### Set problem
Quote each record exactly, please, leaving none out.

### Provided information

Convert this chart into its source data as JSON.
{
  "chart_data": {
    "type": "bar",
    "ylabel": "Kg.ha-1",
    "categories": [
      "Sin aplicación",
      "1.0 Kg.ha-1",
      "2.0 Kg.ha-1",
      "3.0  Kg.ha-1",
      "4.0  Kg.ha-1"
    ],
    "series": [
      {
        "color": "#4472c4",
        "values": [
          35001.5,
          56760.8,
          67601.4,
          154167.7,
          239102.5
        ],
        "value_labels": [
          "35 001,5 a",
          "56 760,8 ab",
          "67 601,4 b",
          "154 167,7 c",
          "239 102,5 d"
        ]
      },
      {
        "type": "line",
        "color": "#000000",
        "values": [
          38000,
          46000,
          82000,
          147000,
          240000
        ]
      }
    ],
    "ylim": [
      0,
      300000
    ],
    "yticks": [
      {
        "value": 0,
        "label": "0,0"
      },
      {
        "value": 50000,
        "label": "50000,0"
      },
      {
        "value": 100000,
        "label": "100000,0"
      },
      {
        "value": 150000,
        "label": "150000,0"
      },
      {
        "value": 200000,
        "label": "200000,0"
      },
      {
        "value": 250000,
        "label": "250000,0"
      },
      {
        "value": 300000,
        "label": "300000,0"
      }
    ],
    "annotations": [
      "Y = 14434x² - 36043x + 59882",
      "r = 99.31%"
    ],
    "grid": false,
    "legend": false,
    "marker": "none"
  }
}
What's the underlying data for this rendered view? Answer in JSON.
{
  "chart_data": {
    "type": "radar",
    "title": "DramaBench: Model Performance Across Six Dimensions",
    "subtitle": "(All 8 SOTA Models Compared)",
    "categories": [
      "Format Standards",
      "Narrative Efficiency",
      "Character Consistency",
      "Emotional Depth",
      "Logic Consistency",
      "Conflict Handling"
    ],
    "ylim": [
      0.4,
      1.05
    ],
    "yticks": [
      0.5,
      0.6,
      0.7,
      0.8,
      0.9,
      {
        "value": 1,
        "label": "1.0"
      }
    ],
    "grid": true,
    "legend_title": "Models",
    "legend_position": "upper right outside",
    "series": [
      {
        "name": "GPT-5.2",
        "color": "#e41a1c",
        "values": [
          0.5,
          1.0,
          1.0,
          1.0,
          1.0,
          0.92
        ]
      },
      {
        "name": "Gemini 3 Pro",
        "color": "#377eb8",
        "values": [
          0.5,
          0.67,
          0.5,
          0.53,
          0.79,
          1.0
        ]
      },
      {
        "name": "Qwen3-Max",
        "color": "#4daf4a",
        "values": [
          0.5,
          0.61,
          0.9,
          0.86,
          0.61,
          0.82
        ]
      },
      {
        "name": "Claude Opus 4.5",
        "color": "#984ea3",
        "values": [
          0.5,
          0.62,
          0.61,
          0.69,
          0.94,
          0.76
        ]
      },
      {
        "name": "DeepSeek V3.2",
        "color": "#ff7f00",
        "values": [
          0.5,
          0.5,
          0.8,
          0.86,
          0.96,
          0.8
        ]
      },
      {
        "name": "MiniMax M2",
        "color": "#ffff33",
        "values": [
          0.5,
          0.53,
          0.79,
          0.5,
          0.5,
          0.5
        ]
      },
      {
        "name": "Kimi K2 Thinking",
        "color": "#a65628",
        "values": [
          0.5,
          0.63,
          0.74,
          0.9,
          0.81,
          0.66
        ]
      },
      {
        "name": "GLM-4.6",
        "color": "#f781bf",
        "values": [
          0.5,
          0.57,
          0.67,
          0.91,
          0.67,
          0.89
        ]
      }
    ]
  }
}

### Completed task
Convert this chart into its source data as JSON.
{
  "chart_data": {
    "type": "bar",
    "ylabel": "Kg.ha-1",
    "categories": [
      "Sin aplicación",
      "1.0 Kg.ha-1",
      "2.0 Kg.ha-1",
      "3.0  Kg.ha-1",
      "4.0  Kg.ha-1"
    ],
    "series": [
      {
        "color": "#4472c4",
        "values": [
          35001.5,
          56760.8,
          67601.4,
          154167.7,
          239102.5
        ],
        "value_labels": [
          "35 001,5 a",
          "56 760,8 ab",
          "67 601,4 b",
          "154 167,7 c",
          "239 102,5 d"
        ]
      },
      {
        "type": "line",
        "color": "#000000",
        "values": [
          38000,
          46000,
          82000,
          147000,
          240000
        ]
      }
    ],
    "ylim": [
      0,
      300000
    ],
    "yticks": [
      {
        "value": 0,
        "label": "0,0"
      },
      {
        "value": 50000,
        "label": "50000,0"
      },
      {
        "value": 100000,
        "label": "100000,0"
      },
      {
        "value": 150000,
        "label": "150000,0"
      },
      {
        "value": 200000,
        "label": "200000,0"
      },
      {
        "value": 250000,
        "label": "250000,0"
      },
      {
        "value": 300000,
        "label": "300000,0"
      }
    ],
    "annotations": [
      "Y = 14434x² - 36043x + 59882",
      "r = 99.31%"
    ],
    "grid": false,
    "legend": false,
    "marker": "none"
  }
}
What's the underlying data for this rendered view? Answer in JSON.
{
  "chart_data": {
    "type": "radar",
    "title": "DramaBench: Model Performance Across Six Dimensions",
    "subtitle": "(All 8 SOTA Models Compared)",
    "categories": [
      "Format Standards",
      "Narrative Efficiency",
      "Character Consistency",
      "Emotional Depth",
      "Logic Consistency",
      "Conflict Handling"
    ],
    "ylim": [
      0.4,
      1.05
    ],
    "yticks": [
      0.5,
      0.6,
      0.7,
      0.8,
      0.9,
      {
        "value": 1,
        "label": "1.0"
      }
    ],
    "grid": true,
    "legend_title": "Models",
    "legend_position": "upper right outside",
    "series": [
      {
        "name": "GPT-5.2",
        "color": "#e41a1c",
        "values": [
          0.5,
          1.0,
          1.0,
          1.0,
          1.0,
          0.92
        ]
      },
      {
        "name": "Gemini 3 Pro",
        "color": "#377eb8",
        "values": [
          0.5,
          0.67,
          0.5,
          0.53,
          0.79,
          1.0
        ]
      },
      {
        "name": "Qwen3-Max",
        "color": "#4daf4a",
        "values": [
          0.5,
          0.61,
          0.9,
          0.86,
          0.61,
          0.82
        ]
      },
      {
        "name": "Claude Opus 4.5",
        "color": "#984ea3",
        "values": [
          0.5,
          0.62,
          0.61,
          0.69,
          0.94,
          0.76
        ]
      },
      {
        "name": "DeepSeek V3.2",
        "color": "#ff7f00",
        "values": [
          0.5,
          0.5,
          0.8,
          0.86,
          0.96,
          0.8
        ]
      },
      {
        "name": "MiniMax M2",
        "color": "#ffff33",
        "values": [
          0.5,
          0.53,
          0.79,
          0.5,
          0.5,
          0.5
        ]
      },
      {
        "name": "Kimi K2 Thinking",
        "color": "#a65628",
        "values": [
          0.5,
          0.63,
          0.74,
          0.9,
          0.81,
          0.66
        ]
      },
      {
        "name": "GLM-4.6",
        "color": "#f781bf",
        "values": [
          0.5,
          0.57,
          0.67,
          0.91,
          0.67,
          0.89
        ]
      }
    ]
  }
}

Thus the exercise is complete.